### Exercise objective
Wherever the string "JSON" appears, copy the whole line.

** start Data excerpts **

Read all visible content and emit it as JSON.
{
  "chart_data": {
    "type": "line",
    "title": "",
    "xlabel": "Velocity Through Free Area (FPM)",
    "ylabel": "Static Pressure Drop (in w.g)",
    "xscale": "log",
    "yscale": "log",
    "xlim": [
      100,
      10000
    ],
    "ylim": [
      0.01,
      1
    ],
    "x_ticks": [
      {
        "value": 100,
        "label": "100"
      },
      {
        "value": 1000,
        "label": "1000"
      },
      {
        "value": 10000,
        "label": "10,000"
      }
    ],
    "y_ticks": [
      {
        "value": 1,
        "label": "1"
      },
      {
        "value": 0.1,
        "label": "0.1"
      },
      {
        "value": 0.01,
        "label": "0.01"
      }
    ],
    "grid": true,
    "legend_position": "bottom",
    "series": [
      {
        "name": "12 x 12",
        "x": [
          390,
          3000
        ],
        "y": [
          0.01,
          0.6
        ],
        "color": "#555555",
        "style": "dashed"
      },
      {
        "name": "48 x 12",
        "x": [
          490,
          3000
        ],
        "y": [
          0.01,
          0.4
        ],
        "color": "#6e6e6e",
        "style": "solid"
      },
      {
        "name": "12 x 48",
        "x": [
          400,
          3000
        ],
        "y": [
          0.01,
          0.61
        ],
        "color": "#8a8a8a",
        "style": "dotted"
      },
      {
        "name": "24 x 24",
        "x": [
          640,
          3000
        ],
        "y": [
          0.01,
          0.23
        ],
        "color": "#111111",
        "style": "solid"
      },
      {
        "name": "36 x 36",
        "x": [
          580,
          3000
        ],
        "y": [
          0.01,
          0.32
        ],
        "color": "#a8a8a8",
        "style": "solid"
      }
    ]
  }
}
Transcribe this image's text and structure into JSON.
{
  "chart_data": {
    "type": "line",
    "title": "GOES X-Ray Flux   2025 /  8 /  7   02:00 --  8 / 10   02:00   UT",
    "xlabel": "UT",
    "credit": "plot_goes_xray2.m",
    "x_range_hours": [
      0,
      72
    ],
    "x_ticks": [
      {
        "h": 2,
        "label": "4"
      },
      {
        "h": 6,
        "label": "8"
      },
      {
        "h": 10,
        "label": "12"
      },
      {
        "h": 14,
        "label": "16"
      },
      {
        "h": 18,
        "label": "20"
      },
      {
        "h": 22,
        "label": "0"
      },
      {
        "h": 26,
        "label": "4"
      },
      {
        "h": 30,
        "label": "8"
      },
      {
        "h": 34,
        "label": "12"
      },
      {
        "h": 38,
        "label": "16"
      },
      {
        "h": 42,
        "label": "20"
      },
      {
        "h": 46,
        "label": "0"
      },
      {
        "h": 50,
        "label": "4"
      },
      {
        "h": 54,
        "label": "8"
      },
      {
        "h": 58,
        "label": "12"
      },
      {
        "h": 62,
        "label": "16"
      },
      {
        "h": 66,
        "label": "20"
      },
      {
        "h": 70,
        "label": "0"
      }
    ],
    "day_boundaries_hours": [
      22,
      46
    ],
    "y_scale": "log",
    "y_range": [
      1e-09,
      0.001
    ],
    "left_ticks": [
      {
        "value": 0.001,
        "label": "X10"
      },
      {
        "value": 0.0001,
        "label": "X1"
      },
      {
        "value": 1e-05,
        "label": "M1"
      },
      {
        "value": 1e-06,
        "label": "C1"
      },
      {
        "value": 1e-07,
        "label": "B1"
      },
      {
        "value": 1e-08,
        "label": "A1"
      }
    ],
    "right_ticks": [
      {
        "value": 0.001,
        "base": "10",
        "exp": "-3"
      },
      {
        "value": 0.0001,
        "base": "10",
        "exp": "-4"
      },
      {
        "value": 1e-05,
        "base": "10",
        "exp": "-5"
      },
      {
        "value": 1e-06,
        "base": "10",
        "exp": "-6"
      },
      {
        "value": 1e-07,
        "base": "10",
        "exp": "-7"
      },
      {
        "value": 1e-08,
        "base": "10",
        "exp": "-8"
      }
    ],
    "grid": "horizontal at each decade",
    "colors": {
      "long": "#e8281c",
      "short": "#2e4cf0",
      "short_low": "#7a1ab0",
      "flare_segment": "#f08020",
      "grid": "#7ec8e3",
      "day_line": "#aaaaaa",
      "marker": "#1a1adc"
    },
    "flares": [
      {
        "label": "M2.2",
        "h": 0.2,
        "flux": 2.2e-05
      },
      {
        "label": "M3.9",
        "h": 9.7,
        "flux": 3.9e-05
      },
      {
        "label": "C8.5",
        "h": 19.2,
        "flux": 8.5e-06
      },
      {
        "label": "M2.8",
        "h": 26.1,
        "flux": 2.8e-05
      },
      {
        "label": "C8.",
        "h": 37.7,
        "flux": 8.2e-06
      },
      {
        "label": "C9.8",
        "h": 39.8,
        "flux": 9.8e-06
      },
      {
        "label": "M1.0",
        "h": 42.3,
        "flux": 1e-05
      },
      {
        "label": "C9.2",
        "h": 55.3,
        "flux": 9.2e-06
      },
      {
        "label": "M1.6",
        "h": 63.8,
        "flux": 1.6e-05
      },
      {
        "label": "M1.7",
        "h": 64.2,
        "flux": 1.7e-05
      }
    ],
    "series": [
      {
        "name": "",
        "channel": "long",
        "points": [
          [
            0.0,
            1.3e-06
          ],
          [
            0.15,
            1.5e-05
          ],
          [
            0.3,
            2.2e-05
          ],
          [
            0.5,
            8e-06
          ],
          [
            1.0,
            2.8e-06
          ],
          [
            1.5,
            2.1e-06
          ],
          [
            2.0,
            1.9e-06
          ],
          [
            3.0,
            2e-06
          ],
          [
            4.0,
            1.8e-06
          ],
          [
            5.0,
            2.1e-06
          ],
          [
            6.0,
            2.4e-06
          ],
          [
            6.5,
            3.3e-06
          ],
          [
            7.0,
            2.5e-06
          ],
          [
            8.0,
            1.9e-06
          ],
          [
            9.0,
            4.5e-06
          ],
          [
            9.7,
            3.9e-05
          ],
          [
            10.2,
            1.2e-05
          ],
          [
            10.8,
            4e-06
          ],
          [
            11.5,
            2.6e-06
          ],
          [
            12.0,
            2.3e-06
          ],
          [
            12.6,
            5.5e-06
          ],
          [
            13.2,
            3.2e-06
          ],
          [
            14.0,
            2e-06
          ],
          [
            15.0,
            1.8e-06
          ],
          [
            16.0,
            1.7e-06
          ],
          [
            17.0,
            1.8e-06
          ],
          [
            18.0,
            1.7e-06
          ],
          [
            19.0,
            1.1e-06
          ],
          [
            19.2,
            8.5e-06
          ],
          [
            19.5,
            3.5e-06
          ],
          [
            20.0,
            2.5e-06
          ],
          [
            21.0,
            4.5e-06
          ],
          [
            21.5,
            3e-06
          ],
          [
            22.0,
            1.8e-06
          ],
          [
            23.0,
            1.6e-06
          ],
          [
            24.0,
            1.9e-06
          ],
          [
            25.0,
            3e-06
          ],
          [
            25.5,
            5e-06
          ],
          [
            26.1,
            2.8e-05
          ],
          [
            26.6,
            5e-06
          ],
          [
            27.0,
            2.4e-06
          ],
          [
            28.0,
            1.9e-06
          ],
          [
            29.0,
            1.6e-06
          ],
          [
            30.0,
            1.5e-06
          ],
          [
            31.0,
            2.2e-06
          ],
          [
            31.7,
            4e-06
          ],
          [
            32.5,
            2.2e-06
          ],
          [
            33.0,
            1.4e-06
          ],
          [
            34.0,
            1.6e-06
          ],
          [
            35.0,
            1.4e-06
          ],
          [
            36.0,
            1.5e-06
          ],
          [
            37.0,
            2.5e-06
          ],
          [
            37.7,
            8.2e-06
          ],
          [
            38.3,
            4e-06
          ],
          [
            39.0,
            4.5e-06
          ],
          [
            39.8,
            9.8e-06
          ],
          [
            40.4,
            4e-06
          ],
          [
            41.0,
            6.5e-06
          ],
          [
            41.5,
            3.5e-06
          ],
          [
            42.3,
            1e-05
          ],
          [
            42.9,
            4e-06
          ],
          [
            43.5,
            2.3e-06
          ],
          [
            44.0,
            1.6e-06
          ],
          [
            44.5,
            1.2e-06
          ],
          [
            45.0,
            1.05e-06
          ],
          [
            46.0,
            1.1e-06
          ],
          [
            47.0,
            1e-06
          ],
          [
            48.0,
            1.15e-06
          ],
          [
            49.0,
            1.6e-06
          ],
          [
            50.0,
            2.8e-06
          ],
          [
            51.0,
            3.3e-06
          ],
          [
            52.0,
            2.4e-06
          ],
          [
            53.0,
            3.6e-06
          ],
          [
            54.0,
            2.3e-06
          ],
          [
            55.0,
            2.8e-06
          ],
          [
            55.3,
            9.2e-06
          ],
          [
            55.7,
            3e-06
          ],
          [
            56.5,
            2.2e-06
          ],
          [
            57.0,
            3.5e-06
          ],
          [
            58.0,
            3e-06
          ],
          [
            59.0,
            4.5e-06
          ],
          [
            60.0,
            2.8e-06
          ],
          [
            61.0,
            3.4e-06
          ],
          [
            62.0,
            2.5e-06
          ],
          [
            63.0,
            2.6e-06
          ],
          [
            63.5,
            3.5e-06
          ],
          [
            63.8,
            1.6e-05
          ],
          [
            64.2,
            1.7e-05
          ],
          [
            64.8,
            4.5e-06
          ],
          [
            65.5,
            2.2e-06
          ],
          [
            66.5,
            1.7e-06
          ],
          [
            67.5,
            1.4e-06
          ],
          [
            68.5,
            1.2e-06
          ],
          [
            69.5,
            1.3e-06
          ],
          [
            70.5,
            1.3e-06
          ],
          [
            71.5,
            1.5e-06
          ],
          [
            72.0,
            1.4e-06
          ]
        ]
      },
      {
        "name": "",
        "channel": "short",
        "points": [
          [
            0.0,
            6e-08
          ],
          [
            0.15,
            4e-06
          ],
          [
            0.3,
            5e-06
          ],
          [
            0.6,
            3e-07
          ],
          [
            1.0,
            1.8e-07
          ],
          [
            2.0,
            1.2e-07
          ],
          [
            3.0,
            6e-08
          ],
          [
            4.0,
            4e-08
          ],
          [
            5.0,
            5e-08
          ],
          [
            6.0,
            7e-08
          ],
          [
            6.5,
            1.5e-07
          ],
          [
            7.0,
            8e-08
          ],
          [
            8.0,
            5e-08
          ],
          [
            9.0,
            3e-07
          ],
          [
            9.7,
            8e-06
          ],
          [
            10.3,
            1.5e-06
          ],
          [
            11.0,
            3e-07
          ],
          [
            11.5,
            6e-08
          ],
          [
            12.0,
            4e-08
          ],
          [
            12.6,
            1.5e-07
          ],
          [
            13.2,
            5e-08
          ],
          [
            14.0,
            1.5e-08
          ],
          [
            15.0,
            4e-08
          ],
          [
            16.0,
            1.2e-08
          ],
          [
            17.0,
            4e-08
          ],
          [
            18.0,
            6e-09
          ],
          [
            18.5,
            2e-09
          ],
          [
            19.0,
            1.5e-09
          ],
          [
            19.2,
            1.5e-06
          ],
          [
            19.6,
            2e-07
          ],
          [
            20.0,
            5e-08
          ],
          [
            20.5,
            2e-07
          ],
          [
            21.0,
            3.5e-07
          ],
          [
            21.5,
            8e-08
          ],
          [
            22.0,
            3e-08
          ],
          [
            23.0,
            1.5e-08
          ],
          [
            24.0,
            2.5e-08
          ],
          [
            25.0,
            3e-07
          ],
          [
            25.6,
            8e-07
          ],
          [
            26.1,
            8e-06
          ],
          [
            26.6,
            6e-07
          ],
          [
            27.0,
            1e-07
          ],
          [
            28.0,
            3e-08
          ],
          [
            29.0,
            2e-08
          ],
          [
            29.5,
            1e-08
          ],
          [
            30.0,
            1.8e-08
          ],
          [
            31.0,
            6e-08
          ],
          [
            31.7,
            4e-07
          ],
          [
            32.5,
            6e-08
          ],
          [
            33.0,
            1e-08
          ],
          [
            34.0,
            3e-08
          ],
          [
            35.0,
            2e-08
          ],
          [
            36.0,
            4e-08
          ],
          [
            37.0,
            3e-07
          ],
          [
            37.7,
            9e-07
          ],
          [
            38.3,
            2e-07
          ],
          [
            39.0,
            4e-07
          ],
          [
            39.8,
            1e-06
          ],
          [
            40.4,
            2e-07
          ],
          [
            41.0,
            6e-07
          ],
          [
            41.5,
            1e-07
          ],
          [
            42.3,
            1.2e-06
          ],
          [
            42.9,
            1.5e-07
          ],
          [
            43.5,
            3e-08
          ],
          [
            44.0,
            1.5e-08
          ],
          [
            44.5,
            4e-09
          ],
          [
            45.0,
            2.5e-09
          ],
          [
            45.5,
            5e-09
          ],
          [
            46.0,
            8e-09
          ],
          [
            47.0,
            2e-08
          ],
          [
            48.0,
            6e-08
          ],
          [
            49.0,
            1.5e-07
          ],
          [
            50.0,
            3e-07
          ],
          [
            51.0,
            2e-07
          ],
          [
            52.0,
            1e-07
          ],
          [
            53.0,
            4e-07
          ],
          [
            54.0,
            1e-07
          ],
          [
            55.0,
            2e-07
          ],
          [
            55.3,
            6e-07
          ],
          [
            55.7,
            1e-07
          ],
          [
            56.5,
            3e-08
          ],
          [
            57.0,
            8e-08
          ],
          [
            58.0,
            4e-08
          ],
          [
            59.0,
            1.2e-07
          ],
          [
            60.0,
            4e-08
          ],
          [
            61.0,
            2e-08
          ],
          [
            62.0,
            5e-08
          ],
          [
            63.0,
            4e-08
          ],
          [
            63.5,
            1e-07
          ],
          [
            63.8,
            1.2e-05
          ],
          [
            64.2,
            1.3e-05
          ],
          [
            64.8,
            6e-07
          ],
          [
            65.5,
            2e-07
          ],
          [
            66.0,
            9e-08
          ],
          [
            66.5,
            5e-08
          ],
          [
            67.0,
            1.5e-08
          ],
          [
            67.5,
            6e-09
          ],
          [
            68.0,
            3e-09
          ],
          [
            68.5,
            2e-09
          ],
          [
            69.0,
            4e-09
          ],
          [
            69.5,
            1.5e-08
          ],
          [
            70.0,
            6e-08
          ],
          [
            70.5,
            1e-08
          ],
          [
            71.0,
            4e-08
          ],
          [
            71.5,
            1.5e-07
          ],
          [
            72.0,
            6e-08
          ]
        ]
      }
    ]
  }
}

** end Data excerpts **

### Response to this exercise
Read all visible content and emit it as JSON.
Transcribe this image's text and structure into JSON.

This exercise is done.